→ Task directions
All entries should be output exactly as they stand.

-=-=-=-=-

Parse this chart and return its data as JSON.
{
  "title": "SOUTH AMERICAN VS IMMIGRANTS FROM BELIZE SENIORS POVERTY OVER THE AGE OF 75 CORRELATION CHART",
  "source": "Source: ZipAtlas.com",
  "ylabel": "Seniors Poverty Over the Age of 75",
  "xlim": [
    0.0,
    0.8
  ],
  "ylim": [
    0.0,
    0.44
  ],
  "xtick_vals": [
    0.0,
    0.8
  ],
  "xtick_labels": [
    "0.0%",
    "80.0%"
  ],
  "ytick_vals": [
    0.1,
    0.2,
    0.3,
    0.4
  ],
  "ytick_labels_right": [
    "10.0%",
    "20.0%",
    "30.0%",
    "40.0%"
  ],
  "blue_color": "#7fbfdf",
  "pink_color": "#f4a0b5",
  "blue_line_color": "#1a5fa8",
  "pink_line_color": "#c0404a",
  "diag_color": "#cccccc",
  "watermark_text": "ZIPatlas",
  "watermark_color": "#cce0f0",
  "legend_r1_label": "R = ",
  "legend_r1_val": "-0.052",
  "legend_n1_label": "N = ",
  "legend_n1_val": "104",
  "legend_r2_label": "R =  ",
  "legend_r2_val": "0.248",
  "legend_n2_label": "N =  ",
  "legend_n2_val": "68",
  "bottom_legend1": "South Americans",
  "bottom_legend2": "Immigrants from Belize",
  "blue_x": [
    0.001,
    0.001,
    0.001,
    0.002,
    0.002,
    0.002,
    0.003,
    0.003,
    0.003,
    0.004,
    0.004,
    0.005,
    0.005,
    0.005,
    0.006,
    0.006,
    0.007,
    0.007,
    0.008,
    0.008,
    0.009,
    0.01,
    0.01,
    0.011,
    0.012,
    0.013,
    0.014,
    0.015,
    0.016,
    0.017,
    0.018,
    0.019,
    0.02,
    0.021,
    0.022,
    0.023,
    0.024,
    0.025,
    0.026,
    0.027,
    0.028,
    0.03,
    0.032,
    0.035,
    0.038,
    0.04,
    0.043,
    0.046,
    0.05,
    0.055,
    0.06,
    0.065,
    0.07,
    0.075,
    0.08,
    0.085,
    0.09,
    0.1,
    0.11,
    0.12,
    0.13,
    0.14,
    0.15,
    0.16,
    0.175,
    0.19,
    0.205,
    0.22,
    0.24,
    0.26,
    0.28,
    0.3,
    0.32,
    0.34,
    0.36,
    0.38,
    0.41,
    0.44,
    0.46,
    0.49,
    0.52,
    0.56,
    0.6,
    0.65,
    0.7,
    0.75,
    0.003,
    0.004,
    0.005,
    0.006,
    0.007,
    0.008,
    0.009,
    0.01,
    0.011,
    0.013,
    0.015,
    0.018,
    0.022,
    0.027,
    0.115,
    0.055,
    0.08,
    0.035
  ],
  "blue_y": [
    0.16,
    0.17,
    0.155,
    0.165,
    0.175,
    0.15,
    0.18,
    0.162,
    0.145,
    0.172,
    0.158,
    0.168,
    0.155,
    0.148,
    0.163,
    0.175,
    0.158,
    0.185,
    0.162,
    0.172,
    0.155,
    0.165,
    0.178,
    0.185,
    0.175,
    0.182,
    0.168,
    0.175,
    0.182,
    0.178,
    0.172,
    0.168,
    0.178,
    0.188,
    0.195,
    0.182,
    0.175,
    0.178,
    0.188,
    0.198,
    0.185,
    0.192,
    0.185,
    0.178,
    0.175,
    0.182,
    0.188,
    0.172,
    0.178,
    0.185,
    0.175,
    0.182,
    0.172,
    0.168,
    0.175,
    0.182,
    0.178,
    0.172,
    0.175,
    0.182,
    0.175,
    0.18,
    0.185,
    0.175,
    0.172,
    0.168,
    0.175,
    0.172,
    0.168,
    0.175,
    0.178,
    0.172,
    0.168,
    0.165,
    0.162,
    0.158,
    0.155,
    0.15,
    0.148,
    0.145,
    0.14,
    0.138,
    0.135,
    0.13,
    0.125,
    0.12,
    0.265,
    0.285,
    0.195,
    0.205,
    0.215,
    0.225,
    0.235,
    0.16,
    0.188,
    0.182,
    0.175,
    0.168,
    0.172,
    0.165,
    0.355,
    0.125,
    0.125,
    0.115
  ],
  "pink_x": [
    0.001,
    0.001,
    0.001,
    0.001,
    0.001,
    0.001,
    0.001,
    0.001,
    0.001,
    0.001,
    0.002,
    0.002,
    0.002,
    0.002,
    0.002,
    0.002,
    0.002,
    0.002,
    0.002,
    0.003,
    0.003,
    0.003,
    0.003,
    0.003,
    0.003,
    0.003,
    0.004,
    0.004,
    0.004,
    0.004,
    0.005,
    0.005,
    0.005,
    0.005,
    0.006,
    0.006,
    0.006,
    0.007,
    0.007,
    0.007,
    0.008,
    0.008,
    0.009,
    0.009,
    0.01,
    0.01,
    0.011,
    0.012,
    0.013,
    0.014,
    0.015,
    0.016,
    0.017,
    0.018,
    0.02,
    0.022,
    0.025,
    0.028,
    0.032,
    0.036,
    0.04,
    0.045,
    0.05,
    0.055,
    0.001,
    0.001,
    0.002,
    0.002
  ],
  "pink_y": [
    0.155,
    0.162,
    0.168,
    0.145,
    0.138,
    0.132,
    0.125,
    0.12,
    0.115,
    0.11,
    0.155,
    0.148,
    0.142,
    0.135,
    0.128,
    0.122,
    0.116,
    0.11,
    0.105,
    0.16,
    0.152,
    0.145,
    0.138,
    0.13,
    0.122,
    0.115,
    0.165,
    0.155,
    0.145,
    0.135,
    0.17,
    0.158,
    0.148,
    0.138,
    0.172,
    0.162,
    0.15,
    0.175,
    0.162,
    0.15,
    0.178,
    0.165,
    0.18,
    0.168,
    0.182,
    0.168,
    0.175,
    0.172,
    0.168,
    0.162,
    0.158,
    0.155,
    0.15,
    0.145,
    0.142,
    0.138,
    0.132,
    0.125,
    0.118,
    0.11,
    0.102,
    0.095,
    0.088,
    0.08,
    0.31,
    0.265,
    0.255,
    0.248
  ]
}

-=-=-=-=-

→ Output below
Parse this chart and return its data as JSON.
{
  "title": "SOUTH AMERICAN VS IMMIGRANTS FROM BELIZE SENIORS POVERTY OVER THE AGE OF 75 CORRELATION CHART",
  "source": "Source: ZipAtlas.com",
  "ylabel": "Seniors Poverty Over the Age of 75",
  "xlim": [
    0.0,
    0.8
  ],
  "ylim": [
    0.0,
    0.44
  ],
  "xtick_vals": [
    0.0,
    0.8
  ],
  "xtick_labels": [
    "0.0%",
    "80.0%"
  ],
  "ytick_vals": [
    0.1,
    0.2,
    0.3,
    0.4
  ],
  "ytick_labels_right": [
    "10.0%",
    "20.0%",
    "30.0%",
    "40.0%"
  ],
  "blue_color": "#7fbfdf",
  "pink_color": "#f4a0b5",
  "blue_line_color": "#1a5fa8",
  "pink_line_color": "#c0404a",
  "diag_color": "#cccccc",
  "watermark_text": "ZIPatlas",
  "watermark_color": "#cce0f0",
  "legend_r1_label": "R = ",
  "legend_r1_val": "-0.052",
  "legend_n1_label": "N = ",
  "legend_n1_val": "104",
  "legend_r2_label": "R =  ",
  "legend_r2_val": "0.248",
  "legend_n2_label": "N =  ",
  "legend_n2_val": "68",
  "bottom_legend1": "South Americans",
  "bottom_legend2": "Immigrants from Belize",
  "blue_x": [
    0.001,
    0.001,
    0.001,
    0.002,
    0.002,
    0.002,
    0.003,
    0.003,
    0.003,
    0.004,
    0.004,
    0.005,
    0.005,
    0.005,
    0.006,
    0.006,
    0.007,
    0.007,
    0.008,
    0.008,
    0.009,
    0.01,
    0.01,
    0.011,
    0.012,
    0.013,
    0.014,
    0.015,
    0.016,
    0.017,
    0.018,
    0.019,
    0.02,
    0.021,
    0.022,
    0.023,
    0.024,
    0.025,
    0.026,
    0.027,
    0.028,
    0.03,
    0.032,
    0.035,
    0.038,
    0.04,
    0.043,
    0.046,
    0.05,
    0.055,
    0.06,
    0.065,
    0.07,
    0.075,
    0.08,
    0.085,
    0.09,
    0.1,
    0.11,
    0.12,
    0.13,
    0.14,
    0.15,
    0.16,
    0.175,
    0.19,
    0.205,
    0.22,
    0.24,
    0.26,
    0.28,
    0.3,
    0.32,
    0.34,
    0.36,
    0.38,
    0.41,
    0.44,
    0.46,
    0.49,
    0.52,
    0.56,
    0.6,
    0.65,
    0.7,
    0.75,
    0.003,
    0.004,
    0.005,
    0.006,
    0.007,
    0.008,
    0.009,
    0.01,
    0.011,
    0.013,
    0.015,
    0.018,
    0.022,
    0.027,
    0.115,
    0.055,
    0.08,
    0.035
  ],
  "blue_y": [
    0.16,
    0.17,
    0.155,
    0.165,
    0.175,
    0.15,
    0.18,
    0.162,
    0.145,
    0.172,
    0.158,
    0.168,
    0.155,
    0.148,
    0.163,
    0.175,
    0.158,
    0.185,
    0.162,
    0.172,
    0.155,
    0.165,
    0.178,
    0.185,
    0.175,
    0.182,
    0.168,
    0.175,
    0.182,
    0.178,
    0.172,
    0.168,
    0.178,
    0.188,
    0.195,
    0.182,
    0.175,
    0.178,
    0.188,
    0.198,
    0.185,
    0.192,
    0.185,
    0.178,
    0.175,
    0.182,
    0.188,
    0.172,
    0.178,
    0.185,
    0.175,
    0.182,
    0.172,
    0.168,
    0.175,
    0.182,
    0.178,
    0.172,
    0.175,
    0.182,
    0.175,
    0.18,
    0.185,
    0.175,
    0.172,
    0.168,
    0.175,
    0.172,
    0.168,
    0.175,
    0.178,
    0.172,
    0.168,
    0.165,
    0.162,
    0.158,
    0.155,
    0.15,
    0.148,
    0.145,
    0.14,
    0.138,
    0.135,
    0.13,
    0.125,
    0.12,
    0.265,
    0.285,
    0.195,
    0.205,
    0.215,
    0.225,
    0.235,
    0.16,
    0.188,
    0.182,
    0.175,
    0.168,
    0.172,
    0.165,
    0.355,
    0.125,
    0.125,
    0.115
  ],
  "pink_x": [
    0.001,
    0.001,
    0.001,
    0.001,
    0.001,
    0.001,
    0.001,
    0.001,
    0.001,
    0.001,
    0.002,
    0.002,
    0.002,
    0.002,
    0.002,
    0.002,
    0.002,
    0.002,
    0.002,
    0.003,
    0.003,
    0.003,
    0.003,
    0.003,
    0.003,
    0.003,
    0.004,
    0.004,
    0.004,
    0.004,
    0.005,
    0.005,
    0.005,
    0.005,
    0.006,
    0.006,
    0.006,
    0.007,
    0.007,
    0.007,
    0.008,
    0.008,
    0.009,
    0.009,
    0.01,
    0.01,
    0.011,
    0.012,
    0.013,
    0.014,
    0.015,
    0.016,
    0.017,
    0.018,
    0.02,
    0.022,
    0.025,
    0.028,
    0.032,
    0.036,
    0.04,
    0.045,
    0.05,
    0.055,
    0.001,
    0.001,
    0.002,
    0.002
  ],
  "pink_y": [
    0.155,
    0.162,
    0.168,
    0.145,
    0.138,
    0.132,
    0.125,
    0.12,
    0.115,
    0.11,
    0.155,
    0.148,
    0.142,
    0.135,
    0.128,
    0.122,
    0.116,
    0.11,
    0.105,
    0.16,
    0.152,
    0.145,
    0.138,
    0.13,
    0.122,
    0.115,
    0.165,
    0.155,
    0.145,
    0.135,
    0.17,
    0.158,
    0.148,
    0.138,
    0.172,
    0.162,
    0.15,
    0.175,
    0.162,
    0.15,
    0.178,
    0.165,
    0.18,
    0.168,
    0.182,
    0.168,
    0.175,
    0.172,
    0.168,
    0.162,
    0.158,
    0.155,
    0.15,
    0.145,
    0.142,
    0.138,
    0.132,
    0.125,
    0.118,
    0.11,
    0.102,
    0.095,
    0.088,
    0.08,
    0.31,
    0.265,
    0.255,
    0.248
  ]
}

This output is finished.